▶ Input records:

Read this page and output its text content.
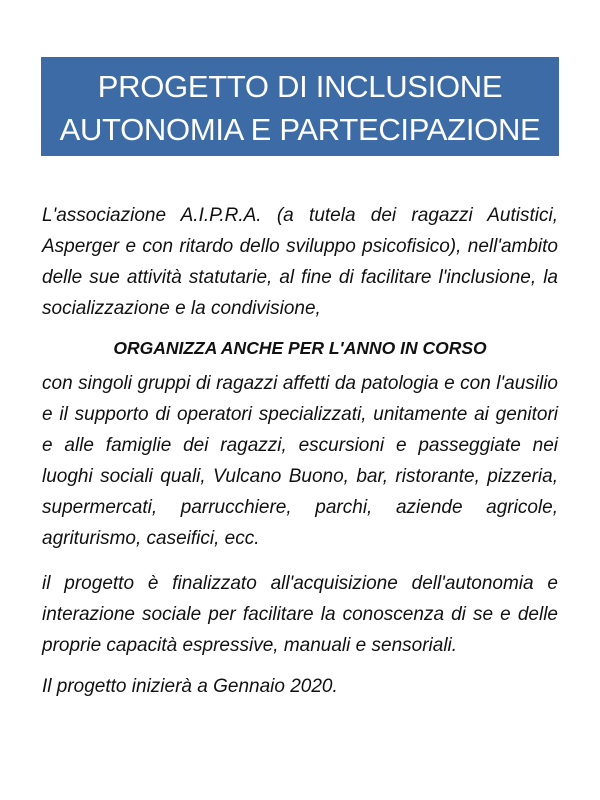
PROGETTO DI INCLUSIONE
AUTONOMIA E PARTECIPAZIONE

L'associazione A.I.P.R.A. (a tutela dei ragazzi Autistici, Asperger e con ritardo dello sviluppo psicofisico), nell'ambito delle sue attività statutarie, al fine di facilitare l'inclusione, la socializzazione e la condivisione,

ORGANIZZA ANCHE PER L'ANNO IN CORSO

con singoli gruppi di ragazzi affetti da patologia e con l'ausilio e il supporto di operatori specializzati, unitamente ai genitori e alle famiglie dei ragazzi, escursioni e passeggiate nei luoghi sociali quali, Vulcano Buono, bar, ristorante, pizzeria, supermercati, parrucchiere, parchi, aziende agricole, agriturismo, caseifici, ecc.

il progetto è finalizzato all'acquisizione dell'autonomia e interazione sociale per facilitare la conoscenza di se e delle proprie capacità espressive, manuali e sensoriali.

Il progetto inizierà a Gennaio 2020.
==
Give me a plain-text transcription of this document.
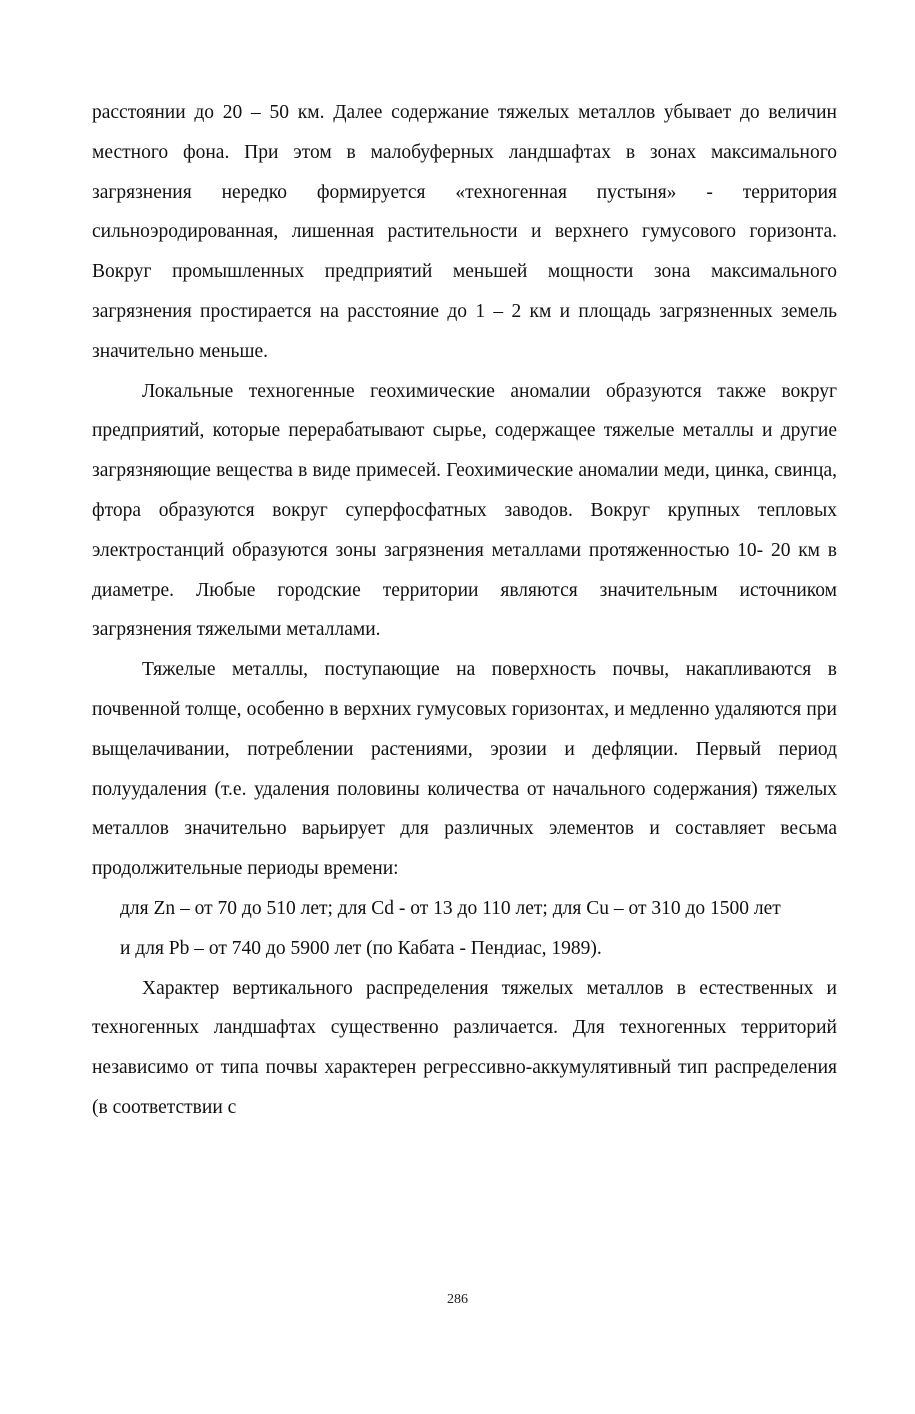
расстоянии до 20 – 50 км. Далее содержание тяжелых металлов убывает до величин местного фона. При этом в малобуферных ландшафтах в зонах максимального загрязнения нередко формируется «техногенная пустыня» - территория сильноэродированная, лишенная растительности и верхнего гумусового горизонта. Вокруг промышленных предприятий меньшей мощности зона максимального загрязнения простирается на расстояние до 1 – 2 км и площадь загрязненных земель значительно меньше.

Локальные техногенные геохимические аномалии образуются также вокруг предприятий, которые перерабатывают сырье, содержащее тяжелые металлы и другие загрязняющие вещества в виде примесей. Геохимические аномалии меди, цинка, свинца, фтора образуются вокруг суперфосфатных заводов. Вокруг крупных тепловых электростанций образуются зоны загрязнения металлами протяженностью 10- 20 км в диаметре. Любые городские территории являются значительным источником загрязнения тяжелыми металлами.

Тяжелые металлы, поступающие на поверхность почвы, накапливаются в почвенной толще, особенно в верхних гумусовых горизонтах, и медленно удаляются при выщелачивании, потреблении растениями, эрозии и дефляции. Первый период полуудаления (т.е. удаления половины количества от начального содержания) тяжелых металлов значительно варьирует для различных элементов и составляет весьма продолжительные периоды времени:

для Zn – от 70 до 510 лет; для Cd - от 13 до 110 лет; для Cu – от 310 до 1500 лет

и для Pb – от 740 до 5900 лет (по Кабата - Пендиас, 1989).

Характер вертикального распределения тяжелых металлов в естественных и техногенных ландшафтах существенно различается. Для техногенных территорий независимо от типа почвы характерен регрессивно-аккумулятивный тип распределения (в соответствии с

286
...
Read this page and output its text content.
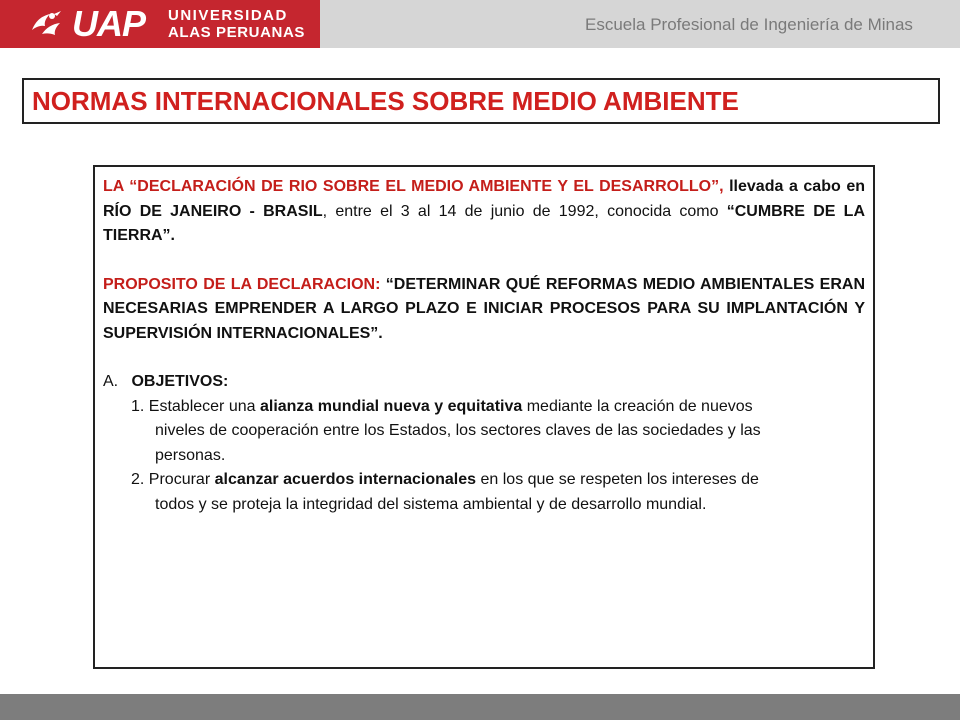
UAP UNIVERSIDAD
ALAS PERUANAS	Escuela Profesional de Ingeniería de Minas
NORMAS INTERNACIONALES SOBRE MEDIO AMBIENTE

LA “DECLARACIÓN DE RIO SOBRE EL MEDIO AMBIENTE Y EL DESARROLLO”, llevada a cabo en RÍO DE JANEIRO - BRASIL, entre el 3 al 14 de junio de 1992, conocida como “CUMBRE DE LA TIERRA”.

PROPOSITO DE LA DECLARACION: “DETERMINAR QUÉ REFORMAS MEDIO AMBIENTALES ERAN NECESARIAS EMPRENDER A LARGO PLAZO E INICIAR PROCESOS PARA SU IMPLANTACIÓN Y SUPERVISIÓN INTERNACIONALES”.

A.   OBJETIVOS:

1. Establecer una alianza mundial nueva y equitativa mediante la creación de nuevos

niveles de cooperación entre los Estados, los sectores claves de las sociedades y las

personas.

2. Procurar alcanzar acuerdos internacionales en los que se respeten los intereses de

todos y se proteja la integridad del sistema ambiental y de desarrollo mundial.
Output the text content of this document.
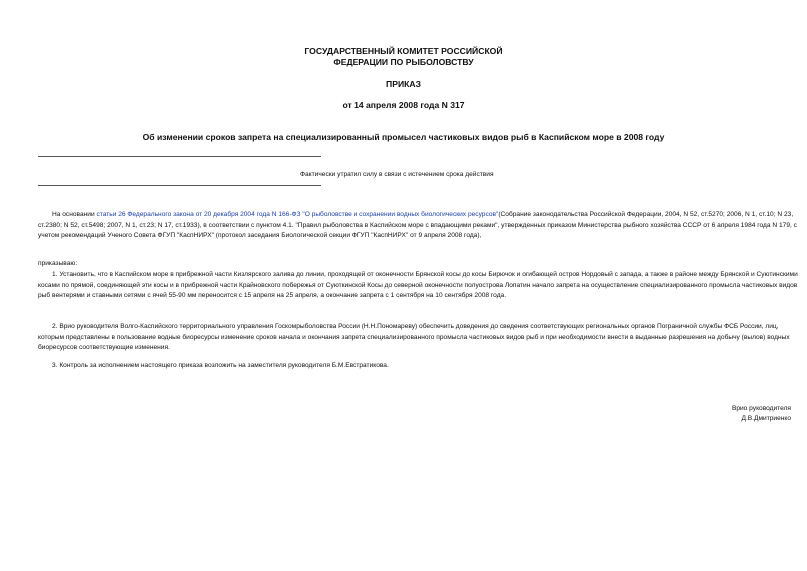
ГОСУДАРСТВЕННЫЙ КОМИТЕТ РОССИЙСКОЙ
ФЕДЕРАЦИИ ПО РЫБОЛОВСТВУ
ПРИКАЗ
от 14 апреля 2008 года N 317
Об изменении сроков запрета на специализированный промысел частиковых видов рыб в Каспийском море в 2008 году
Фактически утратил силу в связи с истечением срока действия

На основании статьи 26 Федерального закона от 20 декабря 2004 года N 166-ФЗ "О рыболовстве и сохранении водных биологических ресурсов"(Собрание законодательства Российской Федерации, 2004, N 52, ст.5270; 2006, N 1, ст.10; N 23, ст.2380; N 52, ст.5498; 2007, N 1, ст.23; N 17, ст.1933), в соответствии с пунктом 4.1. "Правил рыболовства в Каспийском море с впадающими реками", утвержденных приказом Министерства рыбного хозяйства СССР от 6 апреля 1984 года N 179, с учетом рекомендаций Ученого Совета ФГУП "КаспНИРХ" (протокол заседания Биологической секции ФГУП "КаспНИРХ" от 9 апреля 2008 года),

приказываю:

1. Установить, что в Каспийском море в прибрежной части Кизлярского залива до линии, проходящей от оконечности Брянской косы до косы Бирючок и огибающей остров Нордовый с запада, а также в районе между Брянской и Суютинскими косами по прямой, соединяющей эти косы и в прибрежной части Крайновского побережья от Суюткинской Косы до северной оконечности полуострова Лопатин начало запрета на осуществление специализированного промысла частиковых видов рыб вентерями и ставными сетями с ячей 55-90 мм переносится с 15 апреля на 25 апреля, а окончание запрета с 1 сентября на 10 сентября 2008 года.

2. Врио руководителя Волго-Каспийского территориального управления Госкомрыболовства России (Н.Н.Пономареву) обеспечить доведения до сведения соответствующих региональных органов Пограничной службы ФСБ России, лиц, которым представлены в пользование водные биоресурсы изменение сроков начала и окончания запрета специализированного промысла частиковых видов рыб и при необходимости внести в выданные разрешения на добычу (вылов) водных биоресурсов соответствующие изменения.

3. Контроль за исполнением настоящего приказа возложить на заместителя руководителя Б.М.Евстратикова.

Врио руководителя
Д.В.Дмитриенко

▶ What you should do: Every line in the data that holds "Каспийском" should be copied out.

▶ Exercise result:
Об изменении сроков запрета на специализированный промысел частиковых видов рыб в Каспийском море в 2008 году
На основании статьи 26 Федерального закона от 20 декабря 2004 года N 166-ФЗ "О рыболовстве и сохранении водных биологических ресурсов"(Собрание законодательства Российской Федерации, 2004, N 52, ст.5270; 2006, N 1, ст.10; N 23, ст.2380; N 52, ст.5498; 2007, N 1, ст.23; N 17, ст.1933), в соответствии с пунктом 4.1. "Правил рыболовства в Каспийском море с впадающими реками", утвержденных приказом Министерства рыбного хозяйства СССР от 6 апреля 1984 года N 179, с учетом рекомендаций Ученого Совета ФГУП "КаспНИРХ" (протокол заседания Биологической секции ФГУП "КаспНИРХ" от 9 апреля 2008 года),
1. Установить, что в Каспийском море в прибрежной части Кизлярского залива до линии, проходящей от оконечности Брянской косы до косы Бирючок и огибающей остров Нордовый с запада, а также в районе между Брянской и Суютинскими косами по прямой, соединяющей эти косы и в прибрежной части Крайновского побережья от Суюткинской Косы до северной оконечности полуострова Лопатин начало запрета на осуществление специализированного промысла частиковых видов рыб вентерями и ставными сетями с ячей 55-90 мм переносится с 15 апреля на 25 апреля, а окончание запрета с 1 сентября на 10 сентября 2008 года.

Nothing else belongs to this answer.